## Input data:

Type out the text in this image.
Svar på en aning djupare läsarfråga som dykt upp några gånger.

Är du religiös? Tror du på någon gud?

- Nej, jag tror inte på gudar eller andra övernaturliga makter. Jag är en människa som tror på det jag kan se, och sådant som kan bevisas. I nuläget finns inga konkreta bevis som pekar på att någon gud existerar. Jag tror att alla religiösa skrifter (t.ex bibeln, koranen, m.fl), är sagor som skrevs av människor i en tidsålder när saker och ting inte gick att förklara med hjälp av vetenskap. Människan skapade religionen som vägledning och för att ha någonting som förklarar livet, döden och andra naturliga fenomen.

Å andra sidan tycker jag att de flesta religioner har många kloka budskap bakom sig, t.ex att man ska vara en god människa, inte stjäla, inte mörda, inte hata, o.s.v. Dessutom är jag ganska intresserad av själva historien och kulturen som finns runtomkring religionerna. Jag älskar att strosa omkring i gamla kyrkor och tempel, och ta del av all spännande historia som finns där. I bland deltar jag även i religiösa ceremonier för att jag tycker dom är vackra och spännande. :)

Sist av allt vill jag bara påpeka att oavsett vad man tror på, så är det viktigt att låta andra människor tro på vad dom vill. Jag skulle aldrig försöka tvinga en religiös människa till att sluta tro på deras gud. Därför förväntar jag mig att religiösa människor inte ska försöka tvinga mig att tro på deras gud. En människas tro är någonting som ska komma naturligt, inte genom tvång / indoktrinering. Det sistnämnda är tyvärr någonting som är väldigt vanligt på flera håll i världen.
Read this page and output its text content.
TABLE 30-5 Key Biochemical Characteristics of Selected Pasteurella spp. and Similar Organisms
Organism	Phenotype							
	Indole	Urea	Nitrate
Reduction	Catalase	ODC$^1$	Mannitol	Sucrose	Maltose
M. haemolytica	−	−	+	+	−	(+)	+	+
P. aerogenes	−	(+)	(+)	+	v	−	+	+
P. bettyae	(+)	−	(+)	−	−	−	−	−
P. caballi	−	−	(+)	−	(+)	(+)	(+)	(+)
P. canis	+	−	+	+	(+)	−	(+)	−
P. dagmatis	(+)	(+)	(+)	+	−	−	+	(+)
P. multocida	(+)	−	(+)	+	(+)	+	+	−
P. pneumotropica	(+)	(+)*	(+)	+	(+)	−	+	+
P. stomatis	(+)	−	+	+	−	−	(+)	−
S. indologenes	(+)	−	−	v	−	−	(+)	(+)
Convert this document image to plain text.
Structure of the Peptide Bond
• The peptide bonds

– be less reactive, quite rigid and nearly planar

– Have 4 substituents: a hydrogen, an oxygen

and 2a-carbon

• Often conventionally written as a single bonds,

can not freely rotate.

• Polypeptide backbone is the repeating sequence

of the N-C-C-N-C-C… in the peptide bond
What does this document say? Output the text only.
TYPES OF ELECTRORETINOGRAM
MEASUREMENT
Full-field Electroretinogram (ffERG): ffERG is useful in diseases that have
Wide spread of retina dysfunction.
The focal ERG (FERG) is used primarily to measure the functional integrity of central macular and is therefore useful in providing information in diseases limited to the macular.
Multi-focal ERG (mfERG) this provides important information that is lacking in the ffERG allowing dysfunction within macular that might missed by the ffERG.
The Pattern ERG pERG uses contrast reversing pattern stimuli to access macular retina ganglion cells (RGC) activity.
---
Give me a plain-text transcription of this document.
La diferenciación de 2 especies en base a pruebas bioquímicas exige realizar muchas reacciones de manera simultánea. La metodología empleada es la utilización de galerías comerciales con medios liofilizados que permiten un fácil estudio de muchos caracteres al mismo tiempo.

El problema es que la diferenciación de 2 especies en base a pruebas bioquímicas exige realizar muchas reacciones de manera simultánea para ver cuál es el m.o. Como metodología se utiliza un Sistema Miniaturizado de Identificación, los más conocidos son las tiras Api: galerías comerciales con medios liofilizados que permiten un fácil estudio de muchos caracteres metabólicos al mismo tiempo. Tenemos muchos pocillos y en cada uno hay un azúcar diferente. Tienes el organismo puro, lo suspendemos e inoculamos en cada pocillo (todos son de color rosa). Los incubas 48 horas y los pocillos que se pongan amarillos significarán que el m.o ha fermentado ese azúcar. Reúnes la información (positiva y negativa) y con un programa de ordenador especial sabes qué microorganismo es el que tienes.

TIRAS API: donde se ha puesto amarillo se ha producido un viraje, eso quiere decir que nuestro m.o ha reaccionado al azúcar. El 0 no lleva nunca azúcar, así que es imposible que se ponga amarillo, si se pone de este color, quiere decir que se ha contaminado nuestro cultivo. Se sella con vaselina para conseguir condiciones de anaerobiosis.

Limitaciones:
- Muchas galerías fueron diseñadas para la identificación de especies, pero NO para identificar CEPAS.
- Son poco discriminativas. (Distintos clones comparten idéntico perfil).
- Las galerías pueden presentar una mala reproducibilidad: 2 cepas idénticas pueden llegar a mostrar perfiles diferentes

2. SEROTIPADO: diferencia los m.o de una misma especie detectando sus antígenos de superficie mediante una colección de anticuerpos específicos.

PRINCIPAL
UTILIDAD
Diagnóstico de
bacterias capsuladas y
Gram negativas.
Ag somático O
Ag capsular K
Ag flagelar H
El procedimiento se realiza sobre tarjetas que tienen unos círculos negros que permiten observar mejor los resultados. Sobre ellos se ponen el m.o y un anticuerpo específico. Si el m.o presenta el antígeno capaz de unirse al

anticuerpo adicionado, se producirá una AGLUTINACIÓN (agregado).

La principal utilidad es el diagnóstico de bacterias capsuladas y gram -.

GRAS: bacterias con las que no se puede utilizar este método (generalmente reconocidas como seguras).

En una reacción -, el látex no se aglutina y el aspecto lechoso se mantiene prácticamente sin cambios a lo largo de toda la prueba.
...
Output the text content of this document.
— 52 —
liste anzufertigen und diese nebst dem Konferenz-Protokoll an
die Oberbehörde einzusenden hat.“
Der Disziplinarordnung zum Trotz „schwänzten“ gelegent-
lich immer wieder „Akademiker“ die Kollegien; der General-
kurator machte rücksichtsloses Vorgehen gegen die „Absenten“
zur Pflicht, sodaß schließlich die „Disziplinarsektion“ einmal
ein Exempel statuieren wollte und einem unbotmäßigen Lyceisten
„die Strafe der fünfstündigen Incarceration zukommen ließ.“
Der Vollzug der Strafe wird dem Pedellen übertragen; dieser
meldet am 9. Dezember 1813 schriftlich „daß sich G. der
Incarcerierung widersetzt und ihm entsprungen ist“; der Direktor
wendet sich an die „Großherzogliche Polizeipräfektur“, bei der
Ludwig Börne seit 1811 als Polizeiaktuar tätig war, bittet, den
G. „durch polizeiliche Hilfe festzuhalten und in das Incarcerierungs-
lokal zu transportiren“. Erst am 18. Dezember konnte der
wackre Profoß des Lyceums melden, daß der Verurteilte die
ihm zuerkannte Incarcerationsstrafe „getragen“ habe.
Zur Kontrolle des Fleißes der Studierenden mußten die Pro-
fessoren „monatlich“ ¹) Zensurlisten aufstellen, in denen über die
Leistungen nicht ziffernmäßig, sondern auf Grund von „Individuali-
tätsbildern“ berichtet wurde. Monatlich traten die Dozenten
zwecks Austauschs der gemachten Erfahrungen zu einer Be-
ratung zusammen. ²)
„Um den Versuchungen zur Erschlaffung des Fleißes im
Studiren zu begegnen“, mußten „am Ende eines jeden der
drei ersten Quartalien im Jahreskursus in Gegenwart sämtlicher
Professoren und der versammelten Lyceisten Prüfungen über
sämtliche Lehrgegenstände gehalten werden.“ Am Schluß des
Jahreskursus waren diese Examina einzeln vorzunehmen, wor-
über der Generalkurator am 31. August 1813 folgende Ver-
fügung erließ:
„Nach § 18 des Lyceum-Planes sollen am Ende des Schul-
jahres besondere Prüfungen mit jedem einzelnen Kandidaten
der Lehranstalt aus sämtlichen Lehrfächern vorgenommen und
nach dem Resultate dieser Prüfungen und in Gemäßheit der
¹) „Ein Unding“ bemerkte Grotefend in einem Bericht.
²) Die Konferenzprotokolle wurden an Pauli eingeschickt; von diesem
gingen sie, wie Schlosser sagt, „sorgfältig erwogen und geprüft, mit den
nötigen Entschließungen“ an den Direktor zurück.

## Problem to solve:
Show each line from the material above where the string "bonds" can be found.

## Output for this exercise:
• The peptide bonds
• Often conventionally written as a single bonds,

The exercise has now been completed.